Task instructions: Report how many lines in the records below contain the word "this". Give only the number.

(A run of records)
------------------------------------------------

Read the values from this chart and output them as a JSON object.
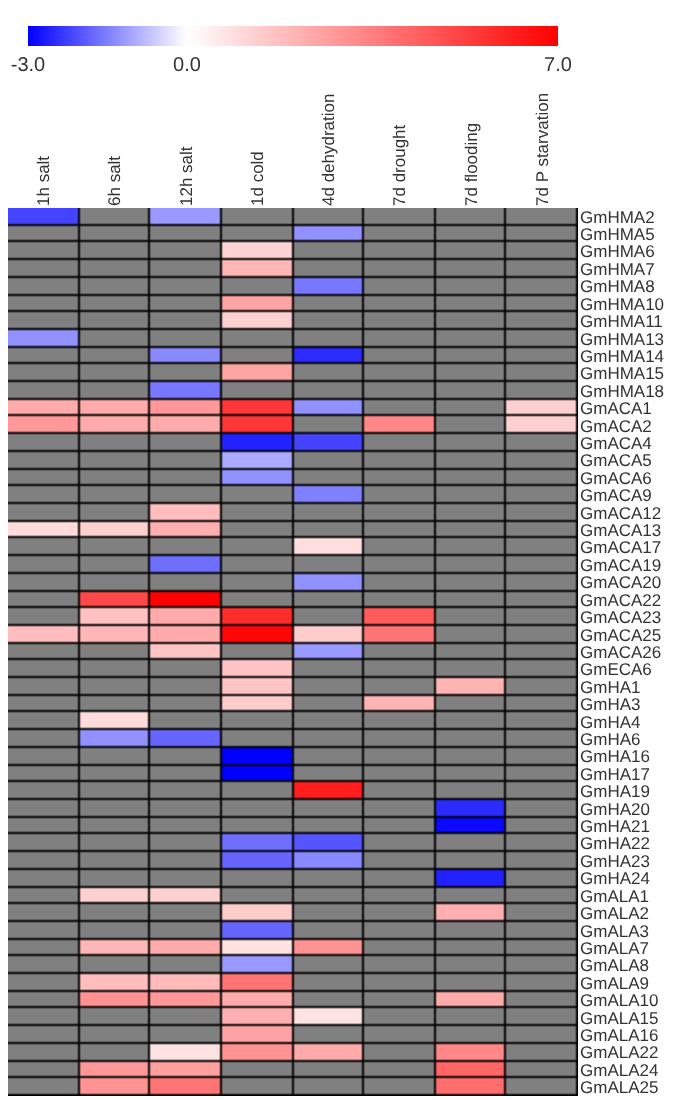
{
  "chart_data": {
    "type": "heatmap",
    "categories": [
      "1h salt",
      "6h salt",
      "12h salt",
      "1d cold",
      "4d dehydration",
      "7d drought",
      "7d flooding",
      "7d P starvation"
    ],
    "y_categories": [
      "GmHMA2",
      "GmHMA5",
      "GmHMA6",
      "GmHMA7",
      "GmHMA8",
      "GmHMA10",
      "GmHMA11",
      "GmHMA13",
      "GmHMA14",
      "GmHMA15",
      "GmHMA18",
      "GmACA1",
      "GmACA2",
      "GmACA4",
      "GmACA5",
      "GmACA6",
      "GmACA9",
      "GmACA12",
      "GmACA13",
      "GmACA17",
      "GmACA19",
      "GmACA20",
      "GmACA22",
      "GmACA23",
      "GmACA25",
      "GmACA26",
      "GmECA6",
      "GmHA1",
      "GmHA3",
      "GmHA4",
      "GmHA6",
      "GmHA16",
      "GmHA17",
      "GmHA19",
      "GmHA20",
      "GmHA21",
      "GmHA22",
      "GmHA23",
      "GmHA24",
      "GmALA1",
      "GmALA2",
      "GmALA3",
      "GmALA7",
      "GmALA8",
      "GmALA9",
      "GmALA10",
      "GmALA15",
      "GmALA16",
      "GmALA22",
      "GmALA24",
      "GmALA25"
    ],
    "cells": [
      [
        -2.2,
        null,
        -1.2,
        null,
        null,
        null,
        null,
        null
      ],
      [
        null,
        null,
        null,
        null,
        -1.3,
        null,
        null,
        null
      ],
      [
        null,
        null,
        null,
        1.2,
        null,
        null,
        null,
        null
      ],
      [
        null,
        null,
        null,
        2.0,
        null,
        null,
        null,
        null
      ],
      [
        null,
        null,
        null,
        null,
        -1.6,
        null,
        null,
        null
      ],
      [
        null,
        null,
        null,
        2.5,
        null,
        null,
        null,
        null
      ],
      [
        null,
        null,
        null,
        1.3,
        null,
        null,
        null,
        null
      ],
      [
        -1.3,
        null,
        null,
        null,
        null,
        null,
        null,
        null
      ],
      [
        null,
        null,
        -1.4,
        null,
        -2.5,
        null,
        null,
        null
      ],
      [
        null,
        null,
        null,
        2.5,
        null,
        null,
        null,
        null
      ],
      [
        null,
        null,
        -1.6,
        null,
        null,
        null,
        null,
        null
      ],
      [
        2.3,
        2.3,
        2.8,
        5.5,
        -1.3,
        null,
        null,
        1.3
      ],
      [
        2.8,
        2.3,
        2.3,
        5.5,
        null,
        3.3,
        null,
        1.3
      ],
      [
        null,
        null,
        null,
        -2.6,
        -2.2,
        null,
        null,
        null
      ],
      [
        null,
        null,
        null,
        -1.0,
        null,
        null,
        null,
        null
      ],
      [
        null,
        null,
        null,
        -1.3,
        null,
        null,
        null,
        null
      ],
      [
        null,
        null,
        null,
        null,
        -1.5,
        null,
        null,
        null
      ],
      [
        null,
        null,
        1.8,
        null,
        null,
        null,
        null,
        null
      ],
      [
        1.0,
        1.3,
        2.2,
        null,
        null,
        null,
        null,
        null
      ],
      [
        null,
        null,
        null,
        null,
        0.9,
        null,
        null,
        null
      ],
      [
        null,
        null,
        -1.7,
        null,
        null,
        null,
        null,
        null
      ],
      [
        null,
        null,
        null,
        null,
        -1.3,
        null,
        null,
        null
      ],
      [
        null,
        5.0,
        7.0,
        null,
        null,
        null,
        null,
        null
      ],
      [
        null,
        1.7,
        2.3,
        5.8,
        null,
        4.5,
        null,
        null
      ],
      [
        1.8,
        2.0,
        2.3,
        6.8,
        1.4,
        3.8,
        null,
        null
      ],
      [
        null,
        null,
        1.6,
        null,
        -1.2,
        null,
        null,
        null
      ],
      [
        null,
        null,
        null,
        1.6,
        null,
        null,
        null,
        null
      ],
      [
        null,
        null,
        null,
        1.6,
        null,
        null,
        2.1,
        null
      ],
      [
        null,
        null,
        null,
        1.4,
        null,
        2.1,
        null,
        null
      ],
      [
        null,
        1.0,
        null,
        null,
        null,
        null,
        null,
        null
      ],
      [
        null,
        -1.3,
        -1.8,
        null,
        null,
        null,
        null,
        null
      ],
      [
        null,
        null,
        null,
        -3.0,
        null,
        null,
        null,
        null
      ],
      [
        null,
        null,
        null,
        -3.0,
        null,
        null,
        null,
        null
      ],
      [
        null,
        null,
        null,
        null,
        6.2,
        null,
        null,
        null
      ],
      [
        null,
        null,
        null,
        null,
        null,
        null,
        -2.5,
        null
      ],
      [
        null,
        null,
        null,
        null,
        null,
        null,
        -2.9,
        null
      ],
      [
        null,
        null,
        null,
        -1.7,
        -2.0,
        null,
        null,
        null
      ],
      [
        null,
        null,
        null,
        -1.8,
        -1.4,
        null,
        null,
        null
      ],
      [
        null,
        null,
        null,
        null,
        null,
        null,
        -2.6,
        null
      ],
      [
        null,
        1.3,
        1.3,
        null,
        null,
        null,
        null,
        null
      ],
      [
        null,
        null,
        null,
        1.4,
        null,
        null,
        2.2,
        null
      ],
      [
        null,
        null,
        null,
        -1.8,
        null,
        null,
        null,
        null
      ],
      [
        null,
        2.0,
        2.3,
        0.8,
        3.0,
        null,
        null,
        null
      ],
      [
        null,
        null,
        null,
        -1.2,
        null,
        null,
        null,
        null
      ],
      [
        null,
        1.8,
        1.9,
        3.8,
        null,
        null,
        null,
        null
      ],
      [
        null,
        3.0,
        2.8,
        2.3,
        null,
        null,
        2.3,
        null
      ],
      [
        null,
        null,
        null,
        2.2,
        0.8,
        null,
        null,
        null
      ],
      [
        null,
        null,
        null,
        2.5,
        null,
        null,
        null,
        null
      ],
      [
        null,
        null,
        0.8,
        3.0,
        2.3,
        null,
        3.3,
        null
      ],
      [
        null,
        2.8,
        2.6,
        null,
        null,
        null,
        4.2,
        null
      ],
      [
        null,
        3.0,
        3.8,
        null,
        null,
        null,
        4.0,
        null
      ]
    ],
    "clim": [
      -3,
      7
    ],
    "cticks": [
      {
        "value": -3,
        "label": "-3.0"
      },
      {
        "value": 0,
        "label": "0.0"
      },
      {
        "value": 7,
        "label": "7.0"
      }
    ]
  }
}
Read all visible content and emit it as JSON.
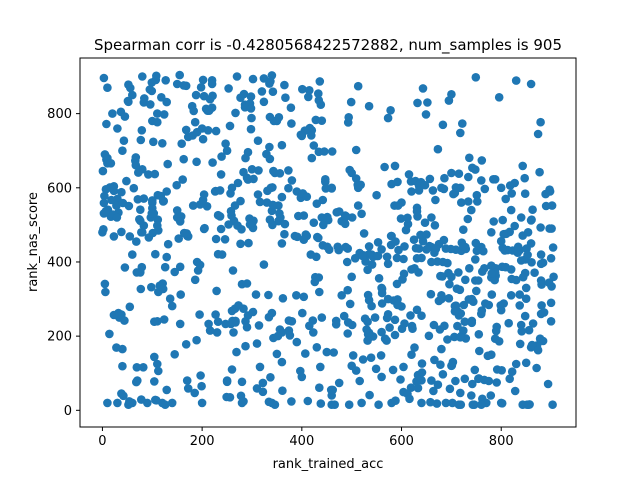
{
  "chart_data": {
    "type": "scatter",
    "title": "Spearman corr is -0.4280568422572882, num_samples is 905",
    "xlabel": "rank_trained_acc",
    "ylabel": "rank_nas_score",
    "xlim": [
      -45,
      950
    ],
    "ylim": [
      -45,
      950
    ],
    "xticks": [
      0,
      200,
      400,
      600,
      800
    ],
    "yticks": [
      0,
      200,
      400,
      600,
      800
    ],
    "grid": false,
    "point_color": "#1f77b4",
    "point_count": 905,
    "spearman_corr": -0.4280568422572882,
    "sample_points": [
      [
        10,
        870
      ],
      [
        20,
        800
      ],
      [
        30,
        760
      ],
      [
        40,
        700
      ],
      [
        60,
        850
      ],
      [
        80,
        900
      ],
      [
        100,
        780
      ],
      [
        120,
        720
      ],
      [
        150,
        880
      ],
      [
        180,
        820
      ],
      [
        200,
        760
      ],
      [
        220,
        890
      ],
      [
        250,
        700
      ],
      [
        270,
        900
      ],
      [
        300,
        650
      ],
      [
        320,
        860
      ],
      [
        350,
        780
      ],
      [
        380,
        620
      ],
      [
        400,
        740
      ],
      [
        420,
        680
      ],
      [
        10,
        680
      ],
      [
        30,
        570
      ],
      [
        60,
        420
      ],
      [
        80,
        480
      ],
      [
        100,
        560
      ],
      [
        120,
        330
      ],
      [
        150,
        520
      ],
      [
        170,
        470
      ],
      [
        190,
        400
      ],
      [
        210,
        550
      ],
      [
        240,
        420
      ],
      [
        260,
        600
      ],
      [
        280,
        340
      ],
      [
        300,
        500
      ],
      [
        330,
        560
      ],
      [
        360,
        450
      ],
      [
        390,
        590
      ],
      [
        410,
        470
      ],
      [
        440,
        520
      ],
      [
        460,
        600
      ],
      [
        480,
        510
      ],
      [
        500,
        640
      ],
      [
        520,
        530
      ],
      [
        550,
        580
      ],
      [
        580,
        610
      ],
      [
        600,
        560
      ],
      [
        620,
        590
      ],
      [
        640,
        610
      ],
      [
        660,
        520
      ],
      [
        680,
        600
      ],
      [
        700,
        640
      ],
      [
        720,
        560
      ],
      [
        740,
        540
      ],
      [
        760,
        620
      ],
      [
        780,
        480
      ],
      [
        800,
        600
      ],
      [
        820,
        540
      ],
      [
        840,
        520
      ],
      [
        860,
        450
      ],
      [
        880,
        420
      ],
      [
        900,
        410
      ],
      [
        10,
        20
      ],
      [
        30,
        20
      ],
      [
        40,
        165
      ],
      [
        60,
        20
      ],
      [
        70,
        80
      ],
      [
        90,
        20
      ],
      [
        110,
        240
      ],
      [
        120,
        20
      ],
      [
        140,
        20
      ],
      [
        170,
        80
      ],
      [
        200,
        20
      ],
      [
        230,
        210
      ],
      [
        260,
        110
      ],
      [
        280,
        20
      ],
      [
        310,
        180
      ],
      [
        340,
        20
      ],
      [
        360,
        130
      ],
      [
        380,
        240
      ],
      [
        400,
        90
      ],
      [
        430,
        170
      ],
      [
        460,
        40
      ],
      [
        480,
        310
      ],
      [
        500,
        120
      ],
      [
        520,
        20
      ],
      [
        540,
        200
      ],
      [
        560,
        90
      ],
      [
        580,
        20
      ],
      [
        600,
        280
      ],
      [
        620,
        150
      ],
      [
        640,
        20
      ],
      [
        660,
        80
      ],
      [
        680,
        300
      ],
      [
        700,
        120
      ],
      [
        720,
        200
      ],
      [
        740,
        40
      ],
      [
        760,
        260
      ],
      [
        780,
        150
      ],
      [
        800,
        20
      ],
      [
        820,
        310
      ],
      [
        840,
        230
      ],
      [
        860,
        170
      ],
      [
        880,
        260
      ],
      [
        900,
        290
      ],
      [
        440,
        250
      ],
      [
        560,
        330
      ],
      [
        620,
        380
      ],
      [
        700,
        360
      ],
      [
        780,
        390
      ],
      [
        850,
        330
      ],
      [
        500,
        360
      ],
      [
        540,
        420
      ],
      [
        580,
        470
      ],
      [
        660,
        440
      ],
      [
        720,
        430
      ],
      [
        760,
        440
      ],
      [
        820,
        380
      ],
      [
        880,
        350
      ],
      [
        900,
        240
      ],
      [
        250,
        80
      ]
    ]
  }
}
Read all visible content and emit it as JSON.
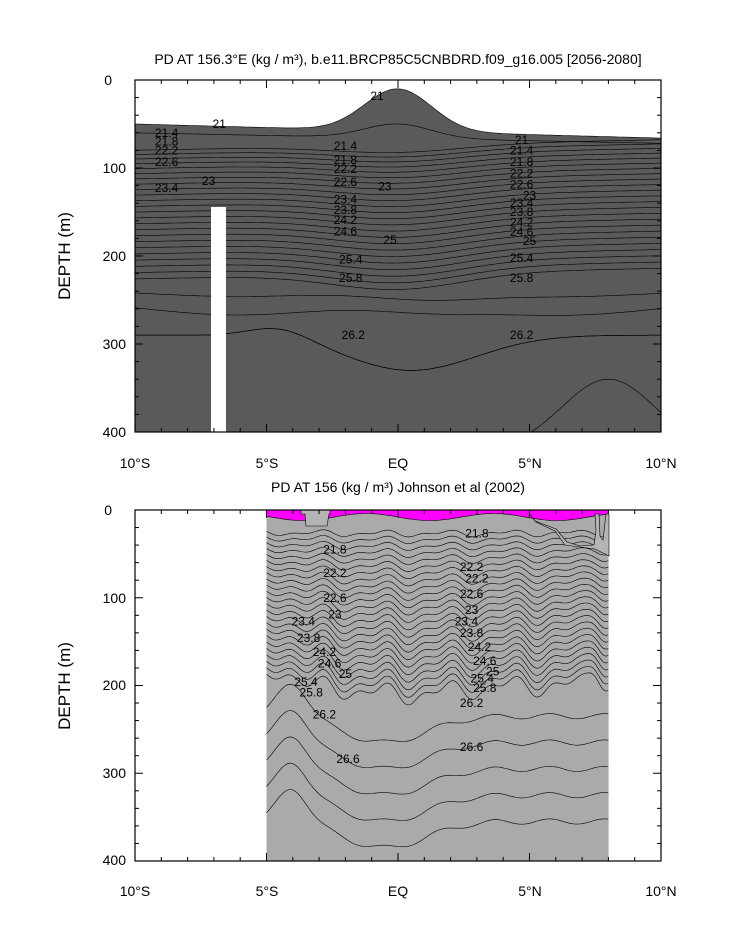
{
  "chart_data": [
    {
      "type": "heatmap",
      "title": "PD AT 156.3°E (kg / m³), b.e11.BRCP85C5CNBDRD.f09_g16.005 [2056-2080]",
      "ylabel": "DEPTH (m)",
      "xlabel": "",
      "x_ticks": [
        "10°S",
        "5°S",
        "EQ",
        "5°N",
        "10°N"
      ],
      "y_ticks": [
        "0",
        "100",
        "200",
        "300",
        "400"
      ],
      "xlim": [
        -10,
        10
      ],
      "ylim": [
        0,
        400
      ],
      "y_inverted": true,
      "grid": false,
      "levels": [
        20.6,
        21,
        21.2,
        21.4,
        21.6,
        21.8,
        22,
        22.2,
        22.4,
        22.6,
        22.8,
        23,
        23.2,
        23.4,
        23.6,
        23.8,
        24,
        24.2,
        24.4,
        24.6,
        24.8,
        25,
        25.2,
        25.4,
        25.6,
        25.8,
        26,
        26.2,
        26.4,
        26.6,
        26.8
      ],
      "missing_column": {
        "lat": -6.8,
        "depth_from": 145,
        "depth_to": 400
      },
      "contour_labels": [
        {
          "text": "21",
          "lat": -0.8,
          "depth": 18
        },
        {
          "text": "21",
          "lat": -6.8,
          "depth": 50
        },
        {
          "text": "21",
          "lat": 4.7,
          "depth": 68
        },
        {
          "text": "21.4",
          "lat": -8.8,
          "depth": 60
        },
        {
          "text": "21.4",
          "lat": -2.0,
          "depth": 75
        },
        {
          "text": "21.4",
          "lat": 4.7,
          "depth": 80
        },
        {
          "text": "21.8",
          "lat": -8.8,
          "depth": 70
        },
        {
          "text": "21.8",
          "lat": -2.0,
          "depth": 91
        },
        {
          "text": "21.8",
          "lat": 4.7,
          "depth": 93
        },
        {
          "text": "22.2",
          "lat": -8.8,
          "depth": 80
        },
        {
          "text": "22.2",
          "lat": -2.0,
          "depth": 101
        },
        {
          "text": "22.2",
          "lat": 4.7,
          "depth": 106
        },
        {
          "text": "22.6",
          "lat": -8.8,
          "depth": 93
        },
        {
          "text": "22.6",
          "lat": -2.0,
          "depth": 116
        },
        {
          "text": "22.6",
          "lat": 4.7,
          "depth": 119
        },
        {
          "text": "23",
          "lat": -7.2,
          "depth": 115
        },
        {
          "text": "23",
          "lat": -0.5,
          "depth": 121
        },
        {
          "text": "23",
          "lat": 5.0,
          "depth": 131
        },
        {
          "text": "23.4",
          "lat": -8.8,
          "depth": 123
        },
        {
          "text": "23.4",
          "lat": -2.0,
          "depth": 136
        },
        {
          "text": "23.4",
          "lat": 4.7,
          "depth": 140
        },
        {
          "text": "23.8",
          "lat": -2.0,
          "depth": 148
        },
        {
          "text": "23.8",
          "lat": 4.7,
          "depth": 150
        },
        {
          "text": "24.2",
          "lat": -2.0,
          "depth": 159
        },
        {
          "text": "24.2",
          "lat": 4.7,
          "depth": 162
        },
        {
          "text": "24.6",
          "lat": -2.0,
          "depth": 172
        },
        {
          "text": "24.6",
          "lat": 4.7,
          "depth": 173
        },
        {
          "text": "25",
          "lat": -0.3,
          "depth": 182
        },
        {
          "text": "25",
          "lat": 5.0,
          "depth": 183
        },
        {
          "text": "25.4",
          "lat": -1.8,
          "depth": 204
        },
        {
          "text": "25.4",
          "lat": 4.7,
          "depth": 202
        },
        {
          "text": "25.8",
          "lat": -1.8,
          "depth": 225
        },
        {
          "text": "25.8",
          "lat": 4.7,
          "depth": 225
        },
        {
          "text": "26.2",
          "lat": -1.7,
          "depth": 290
        },
        {
          "text": "26.2",
          "lat": 4.7,
          "depth": 290
        }
      ]
    },
    {
      "type": "heatmap",
      "title": "PD AT 156 (kg / m³) Johnson et al (2002)",
      "ylabel": "DEPTH (m)",
      "xlabel": "",
      "x_ticks": [
        "10°S",
        "5°S",
        "EQ",
        "5°N",
        "10°N"
      ],
      "y_ticks": [
        "0",
        "100",
        "200",
        "300",
        "400"
      ],
      "xlim": [
        -10,
        10
      ],
      "ylim": [
        0,
        400
      ],
      "y_inverted": true,
      "grid": false,
      "data_extent": [
        -5,
        8
      ],
      "levels": [
        21,
        21.2,
        21.4,
        21.6,
        21.8,
        22,
        22.2,
        22.4,
        22.6,
        22.8,
        23,
        23.2,
        23.4,
        23.6,
        23.8,
        24,
        24.2,
        24.4,
        24.6,
        24.8,
        25,
        25.2,
        25.4,
        25.6,
        25.8,
        26,
        26.2,
        26.4,
        26.6,
        26.8
      ],
      "contour_labels": [
        {
          "text": "21.8",
          "lat": -2.4,
          "depth": 45
        },
        {
          "text": "21.8",
          "lat": 3.0,
          "depth": 27
        },
        {
          "text": "22.2",
          "lat": -2.4,
          "depth": 72
        },
        {
          "text": "22.2",
          "lat": 2.8,
          "depth": 65
        },
        {
          "text": "22.2",
          "lat": 3.0,
          "depth": 78
        },
        {
          "text": "22.6",
          "lat": -2.4,
          "depth": 100
        },
        {
          "text": "22.6",
          "lat": 2.8,
          "depth": 96
        },
        {
          "text": "23",
          "lat": -2.4,
          "depth": 119
        },
        {
          "text": "23",
          "lat": 2.8,
          "depth": 114
        },
        {
          "text": "23.4",
          "lat": -3.6,
          "depth": 127
        },
        {
          "text": "23.4",
          "lat": 2.6,
          "depth": 127
        },
        {
          "text": "23.8",
          "lat": -3.4,
          "depth": 146
        },
        {
          "text": "23.8",
          "lat": 2.8,
          "depth": 140
        },
        {
          "text": "24.2",
          "lat": -2.8,
          "depth": 162
        },
        {
          "text": "24.2",
          "lat": 3.1,
          "depth": 156
        },
        {
          "text": "24.6",
          "lat": -2.6,
          "depth": 175
        },
        {
          "text": "24.6",
          "lat": 3.3,
          "depth": 172
        },
        {
          "text": "25",
          "lat": -2.0,
          "depth": 187
        },
        {
          "text": "25",
          "lat": 3.6,
          "depth": 184
        },
        {
          "text": "25.4",
          "lat": -3.5,
          "depth": 196
        },
        {
          "text": "25.4",
          "lat": 3.2,
          "depth": 192
        },
        {
          "text": "25.8",
          "lat": -3.3,
          "depth": 208
        },
        {
          "text": "25.8",
          "lat": 3.3,
          "depth": 203
        },
        {
          "text": "26.2",
          "lat": -2.8,
          "depth": 233
        },
        {
          "text": "26.2",
          "lat": 2.8,
          "depth": 220
        },
        {
          "text": "26.6",
          "lat": 2.8,
          "depth": 270
        },
        {
          "text": "26.6",
          "lat": -1.9,
          "depth": 284
        }
      ]
    }
  ]
}
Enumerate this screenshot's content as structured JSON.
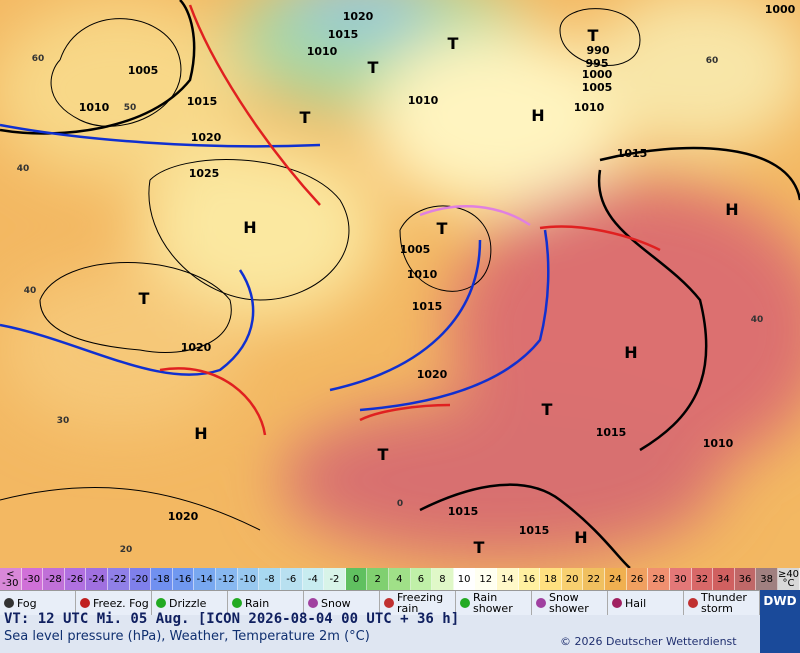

------------------------------------------------

Task output: 2